▶ _TASK INSTRUCTIONS_
Update the lines from the start of the listing through the line containing "running-header [56,18,686,47]", replacing "pixel-space" with "pixel-coordinate" and leaving everything else unchanged.

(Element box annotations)
━━━━

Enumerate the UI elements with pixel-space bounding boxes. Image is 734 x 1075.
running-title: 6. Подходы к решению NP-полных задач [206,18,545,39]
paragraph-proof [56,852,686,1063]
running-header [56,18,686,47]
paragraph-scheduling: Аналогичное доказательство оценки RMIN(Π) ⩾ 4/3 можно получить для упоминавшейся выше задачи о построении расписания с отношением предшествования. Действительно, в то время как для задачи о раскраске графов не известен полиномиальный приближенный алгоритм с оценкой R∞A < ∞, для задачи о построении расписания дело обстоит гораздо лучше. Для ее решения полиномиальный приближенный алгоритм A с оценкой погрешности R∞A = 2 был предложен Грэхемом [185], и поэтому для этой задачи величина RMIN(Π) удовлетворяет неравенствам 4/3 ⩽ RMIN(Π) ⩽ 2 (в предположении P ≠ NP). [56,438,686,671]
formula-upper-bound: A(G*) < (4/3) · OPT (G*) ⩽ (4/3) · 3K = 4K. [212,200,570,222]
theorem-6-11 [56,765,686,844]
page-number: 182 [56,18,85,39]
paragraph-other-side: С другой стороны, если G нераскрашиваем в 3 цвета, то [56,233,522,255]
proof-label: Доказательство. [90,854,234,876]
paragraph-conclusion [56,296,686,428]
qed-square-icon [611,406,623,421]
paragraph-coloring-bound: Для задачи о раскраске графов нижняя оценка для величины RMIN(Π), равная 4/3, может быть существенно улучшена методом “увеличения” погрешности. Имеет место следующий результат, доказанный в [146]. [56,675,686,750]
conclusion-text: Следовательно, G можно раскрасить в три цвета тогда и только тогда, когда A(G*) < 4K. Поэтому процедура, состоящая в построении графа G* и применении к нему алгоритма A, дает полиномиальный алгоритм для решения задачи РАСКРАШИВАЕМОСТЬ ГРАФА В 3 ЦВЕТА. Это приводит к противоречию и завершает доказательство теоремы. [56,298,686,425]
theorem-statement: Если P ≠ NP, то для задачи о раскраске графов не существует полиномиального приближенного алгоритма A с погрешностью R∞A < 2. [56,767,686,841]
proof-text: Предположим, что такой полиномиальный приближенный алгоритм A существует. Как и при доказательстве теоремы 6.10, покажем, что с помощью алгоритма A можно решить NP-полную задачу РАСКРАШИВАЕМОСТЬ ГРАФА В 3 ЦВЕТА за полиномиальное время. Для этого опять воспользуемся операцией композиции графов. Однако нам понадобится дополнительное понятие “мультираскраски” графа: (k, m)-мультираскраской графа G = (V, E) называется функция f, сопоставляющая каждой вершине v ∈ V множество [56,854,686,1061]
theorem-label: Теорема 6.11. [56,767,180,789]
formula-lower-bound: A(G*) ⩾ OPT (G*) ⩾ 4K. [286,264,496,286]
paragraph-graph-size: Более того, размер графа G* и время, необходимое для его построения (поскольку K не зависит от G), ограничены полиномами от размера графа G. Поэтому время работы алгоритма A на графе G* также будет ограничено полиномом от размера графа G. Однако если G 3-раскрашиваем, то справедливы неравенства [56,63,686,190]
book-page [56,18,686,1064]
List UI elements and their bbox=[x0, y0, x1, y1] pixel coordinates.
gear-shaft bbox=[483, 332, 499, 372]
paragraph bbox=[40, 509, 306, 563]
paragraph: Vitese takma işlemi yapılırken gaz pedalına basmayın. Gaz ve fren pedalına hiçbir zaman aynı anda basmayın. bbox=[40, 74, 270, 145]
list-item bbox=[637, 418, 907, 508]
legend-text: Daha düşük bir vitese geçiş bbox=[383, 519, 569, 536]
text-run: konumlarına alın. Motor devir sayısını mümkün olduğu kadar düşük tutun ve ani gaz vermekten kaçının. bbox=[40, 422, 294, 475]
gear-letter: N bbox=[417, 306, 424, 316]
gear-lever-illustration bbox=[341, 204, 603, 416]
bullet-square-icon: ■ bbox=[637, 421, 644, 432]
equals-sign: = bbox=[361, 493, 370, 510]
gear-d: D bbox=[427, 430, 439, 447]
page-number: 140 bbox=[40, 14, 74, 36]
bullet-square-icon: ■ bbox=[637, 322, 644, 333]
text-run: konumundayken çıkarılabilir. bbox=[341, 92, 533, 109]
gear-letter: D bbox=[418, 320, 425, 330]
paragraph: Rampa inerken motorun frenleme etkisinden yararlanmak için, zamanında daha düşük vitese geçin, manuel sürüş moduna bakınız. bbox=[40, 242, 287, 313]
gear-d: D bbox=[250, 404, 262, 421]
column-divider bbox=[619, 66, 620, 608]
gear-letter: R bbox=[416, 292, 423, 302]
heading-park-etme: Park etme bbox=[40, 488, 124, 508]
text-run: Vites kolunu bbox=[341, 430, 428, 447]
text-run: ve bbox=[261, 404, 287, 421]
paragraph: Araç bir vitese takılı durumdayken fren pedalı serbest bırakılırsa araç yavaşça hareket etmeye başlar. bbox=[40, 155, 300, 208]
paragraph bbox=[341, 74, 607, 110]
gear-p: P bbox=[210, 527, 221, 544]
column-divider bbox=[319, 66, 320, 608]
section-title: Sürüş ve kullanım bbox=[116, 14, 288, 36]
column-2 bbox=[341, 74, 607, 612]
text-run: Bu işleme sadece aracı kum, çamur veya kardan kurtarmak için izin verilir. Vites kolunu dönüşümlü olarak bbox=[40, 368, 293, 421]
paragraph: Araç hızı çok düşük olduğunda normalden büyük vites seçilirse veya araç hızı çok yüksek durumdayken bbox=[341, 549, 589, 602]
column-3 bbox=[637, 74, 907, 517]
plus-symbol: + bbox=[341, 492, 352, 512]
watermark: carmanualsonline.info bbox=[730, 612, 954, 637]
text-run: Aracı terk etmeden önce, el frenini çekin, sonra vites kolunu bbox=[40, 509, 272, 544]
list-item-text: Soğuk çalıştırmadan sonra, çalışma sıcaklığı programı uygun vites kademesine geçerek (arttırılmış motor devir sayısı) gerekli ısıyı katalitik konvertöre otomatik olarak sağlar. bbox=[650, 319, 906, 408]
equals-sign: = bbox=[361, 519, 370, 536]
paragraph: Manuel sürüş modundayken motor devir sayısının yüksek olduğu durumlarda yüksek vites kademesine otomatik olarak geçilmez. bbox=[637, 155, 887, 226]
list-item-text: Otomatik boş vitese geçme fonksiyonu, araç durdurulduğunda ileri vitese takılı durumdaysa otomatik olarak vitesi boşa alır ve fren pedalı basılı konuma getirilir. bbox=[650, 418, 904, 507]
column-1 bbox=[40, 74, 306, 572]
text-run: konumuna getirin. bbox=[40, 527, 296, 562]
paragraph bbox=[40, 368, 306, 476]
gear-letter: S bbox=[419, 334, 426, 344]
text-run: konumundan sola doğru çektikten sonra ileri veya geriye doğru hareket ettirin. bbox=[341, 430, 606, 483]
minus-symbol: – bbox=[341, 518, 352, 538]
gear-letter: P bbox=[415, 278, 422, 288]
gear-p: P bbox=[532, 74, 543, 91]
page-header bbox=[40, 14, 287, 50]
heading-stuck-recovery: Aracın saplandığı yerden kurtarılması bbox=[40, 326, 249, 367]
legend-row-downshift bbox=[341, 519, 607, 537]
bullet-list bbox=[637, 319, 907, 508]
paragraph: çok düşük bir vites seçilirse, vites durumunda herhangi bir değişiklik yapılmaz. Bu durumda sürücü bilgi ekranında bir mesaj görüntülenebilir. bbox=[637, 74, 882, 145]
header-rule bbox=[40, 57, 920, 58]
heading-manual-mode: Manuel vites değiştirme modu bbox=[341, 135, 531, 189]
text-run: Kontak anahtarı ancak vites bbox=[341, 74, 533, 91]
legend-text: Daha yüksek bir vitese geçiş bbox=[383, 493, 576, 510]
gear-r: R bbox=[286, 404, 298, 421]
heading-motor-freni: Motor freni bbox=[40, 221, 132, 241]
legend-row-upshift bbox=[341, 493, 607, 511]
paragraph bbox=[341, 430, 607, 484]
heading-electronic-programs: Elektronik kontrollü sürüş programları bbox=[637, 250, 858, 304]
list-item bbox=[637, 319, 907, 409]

━━━━

▶ _SOLUTION_
Enumerate the UI elements with pixel-coordinate bounding boxes. Image is 734 x 1075.
running-title: 6. Подходы к решению NP-полных задач [206,18,545,39]
paragraph-proof [56,852,686,1063]
running-header [56,18,686,47]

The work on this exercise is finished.